● **EXERCISE DIRECTIONS**:
Here are some records; return them all exactly.

________

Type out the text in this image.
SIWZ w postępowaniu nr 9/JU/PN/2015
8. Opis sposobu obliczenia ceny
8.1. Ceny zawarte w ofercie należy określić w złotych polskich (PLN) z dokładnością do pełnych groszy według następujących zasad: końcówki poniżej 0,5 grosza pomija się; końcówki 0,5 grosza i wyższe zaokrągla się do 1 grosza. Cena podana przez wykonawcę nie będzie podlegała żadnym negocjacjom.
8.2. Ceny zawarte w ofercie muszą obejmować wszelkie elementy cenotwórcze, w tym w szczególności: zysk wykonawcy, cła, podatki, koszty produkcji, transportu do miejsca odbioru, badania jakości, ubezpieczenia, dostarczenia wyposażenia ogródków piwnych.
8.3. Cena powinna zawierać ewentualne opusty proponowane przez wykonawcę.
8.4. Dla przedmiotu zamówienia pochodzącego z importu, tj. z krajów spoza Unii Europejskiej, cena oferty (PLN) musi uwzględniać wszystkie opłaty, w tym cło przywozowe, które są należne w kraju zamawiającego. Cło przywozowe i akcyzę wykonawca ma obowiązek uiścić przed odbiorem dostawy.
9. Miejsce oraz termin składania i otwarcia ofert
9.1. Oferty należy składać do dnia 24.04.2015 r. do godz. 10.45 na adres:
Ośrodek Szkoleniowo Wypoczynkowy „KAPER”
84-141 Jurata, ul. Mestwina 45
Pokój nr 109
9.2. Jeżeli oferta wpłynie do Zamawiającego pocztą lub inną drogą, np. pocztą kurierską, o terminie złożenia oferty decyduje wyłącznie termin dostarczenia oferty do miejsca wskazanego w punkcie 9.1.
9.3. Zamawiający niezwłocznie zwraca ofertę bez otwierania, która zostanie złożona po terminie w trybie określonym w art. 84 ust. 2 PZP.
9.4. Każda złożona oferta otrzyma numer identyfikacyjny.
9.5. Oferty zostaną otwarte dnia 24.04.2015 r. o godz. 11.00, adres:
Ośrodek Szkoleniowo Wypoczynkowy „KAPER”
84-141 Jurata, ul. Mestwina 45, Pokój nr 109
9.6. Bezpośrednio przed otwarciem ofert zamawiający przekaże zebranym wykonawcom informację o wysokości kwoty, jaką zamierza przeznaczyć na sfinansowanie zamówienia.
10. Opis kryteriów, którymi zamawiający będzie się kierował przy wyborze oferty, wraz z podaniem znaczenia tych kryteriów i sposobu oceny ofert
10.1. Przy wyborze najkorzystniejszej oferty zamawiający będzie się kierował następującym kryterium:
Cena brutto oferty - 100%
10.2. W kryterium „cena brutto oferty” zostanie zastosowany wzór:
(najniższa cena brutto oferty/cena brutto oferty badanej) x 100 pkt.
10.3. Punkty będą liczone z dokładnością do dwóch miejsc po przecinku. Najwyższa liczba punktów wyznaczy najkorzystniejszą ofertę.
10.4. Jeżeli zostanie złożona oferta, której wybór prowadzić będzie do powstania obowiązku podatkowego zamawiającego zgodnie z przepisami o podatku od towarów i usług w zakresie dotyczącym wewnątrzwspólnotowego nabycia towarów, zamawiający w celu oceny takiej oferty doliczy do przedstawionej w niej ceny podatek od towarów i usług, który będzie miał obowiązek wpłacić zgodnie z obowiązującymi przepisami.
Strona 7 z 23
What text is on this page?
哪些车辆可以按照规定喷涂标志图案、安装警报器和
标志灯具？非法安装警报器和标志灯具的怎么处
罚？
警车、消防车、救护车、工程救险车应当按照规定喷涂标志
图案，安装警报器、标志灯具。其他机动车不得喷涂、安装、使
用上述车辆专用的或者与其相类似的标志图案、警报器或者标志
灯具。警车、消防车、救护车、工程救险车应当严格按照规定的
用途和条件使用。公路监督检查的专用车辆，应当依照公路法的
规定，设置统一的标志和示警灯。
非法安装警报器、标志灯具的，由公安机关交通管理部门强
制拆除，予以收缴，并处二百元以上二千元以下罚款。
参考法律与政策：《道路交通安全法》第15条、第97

________

● **ANSWER IN FULL**:
Type out the text in this image.
SIWZ w postępowaniu nr 9/JU/PN/2015
8. Opis sposobu obliczenia ceny
8.1. Ceny zawarte w ofercie należy określić w złotych polskich (PLN) z dokładnością do pełnych groszy według następujących zasad: końcówki poniżej 0,5 grosza pomija się; końcówki 0,5 grosza i wyższe zaokrągla się do 1 grosza. Cena podana przez wykonawcę nie będzie podlegała żadnym negocjacjom.
8.2. Ceny zawarte w ofercie muszą obejmować wszelkie elementy cenotwórcze, w tym w szczególności: zysk wykonawcy, cła, podatki, koszty produkcji, transportu do miejsca odbioru, badania jakości, ubezpieczenia, dostarczenia wyposażenia ogródków piwnych.
8.3. Cena powinna zawierać ewentualne opusty proponowane przez wykonawcę.
8.4. Dla przedmiotu zamówienia pochodzącego z importu, tj. z krajów spoza Unii Europejskiej, cena oferty (PLN) musi uwzględniać wszystkie opłaty, w tym cło przywozowe, które są należne w kraju zamawiającego. Cło przywozowe i akcyzę wykonawca ma obowiązek uiścić przed odbiorem dostawy.
9. Miejsce oraz termin składania i otwarcia ofert
9.1. Oferty należy składać do dnia 24.04.2015 r. do godz. 10.45 na adres:
Ośrodek Szkoleniowo Wypoczynkowy „KAPER”
84-141 Jurata, ul. Mestwina 45
Pokój nr 109
9.2. Jeżeli oferta wpłynie do Zamawiającego pocztą lub inną drogą, np. pocztą kurierską, o terminie złożenia oferty decyduje wyłącznie termin dostarczenia oferty do miejsca wskazanego w punkcie 9.1.
9.3. Zamawiający niezwłocznie zwraca ofertę bez otwierania, która zostanie złożona po terminie w trybie określonym w art. 84 ust. 2 PZP.
9.4. Każda złożona oferta otrzyma numer identyfikacyjny.
9.5. Oferty zostaną otwarte dnia 24.04.2015 r. o godz. 11.00, adres:
Ośrodek Szkoleniowo Wypoczynkowy „KAPER”
84-141 Jurata, ul. Mestwina 45, Pokój nr 109
9.6. Bezpośrednio przed otwarciem ofert zamawiający przekaże zebranym wykonawcom informację o wysokości kwoty, jaką zamierza przeznaczyć na sfinansowanie zamówienia.
10. Opis kryteriów, którymi zamawiający będzie się kierował przy wyborze oferty, wraz z podaniem znaczenia tych kryteriów i sposobu oceny ofert
10.1. Przy wyborze najkorzystniejszej oferty zamawiający będzie się kierował następującym kryterium:
Cena brutto oferty - 100%
10.2. W kryterium „cena brutto oferty” zostanie zastosowany wzór:
(najniższa cena brutto oferty/cena brutto oferty badanej) x 100 pkt.
10.3. Punkty będą liczone z dokładnością do dwóch miejsc po przecinku. Najwyższa liczba punktów wyznaczy najkorzystniejszą ofertę.
10.4. Jeżeli zostanie złożona oferta, której wybór prowadzić będzie do powstania obowiązku podatkowego zamawiającego zgodnie z przepisami o podatku od towarów i usług w zakresie dotyczącym wewnątrzwspólnotowego nabycia towarów, zamawiający w celu oceny takiej oferty doliczy do przedstawionej w niej ceny podatek od towarów i usług, który będzie miał obowiązek wpłacić zgodnie z obowiązującymi przepisami.
Strona 7 z 23
What text is on this page?
哪些车辆可以按照规定喷涂标志图案、安装警报器和
标志灯具？非法安装警报器和标志灯具的怎么处
罚？
警车、消防车、救护车、工程救险车应当按照规定喷涂标志
图案，安装警报器、标志灯具。其他机动车不得喷涂、安装、使
用上述车辆专用的或者与其相类似的标志图案、警报器或者标志
灯具。警车、消防车、救护车、工程救险车应当严格按照规定的
用途和条件使用。公路监督检查的专用车辆，应当依照公路法的
规定，设置统一的标志和示警灯。
非法安装警报器、标志灯具的，由公安机关交通管理部门强
制拆除，予以收缴，并处二百元以上二千元以下罚款。
参考法律与政策：《道路交通安全法》第15条、第97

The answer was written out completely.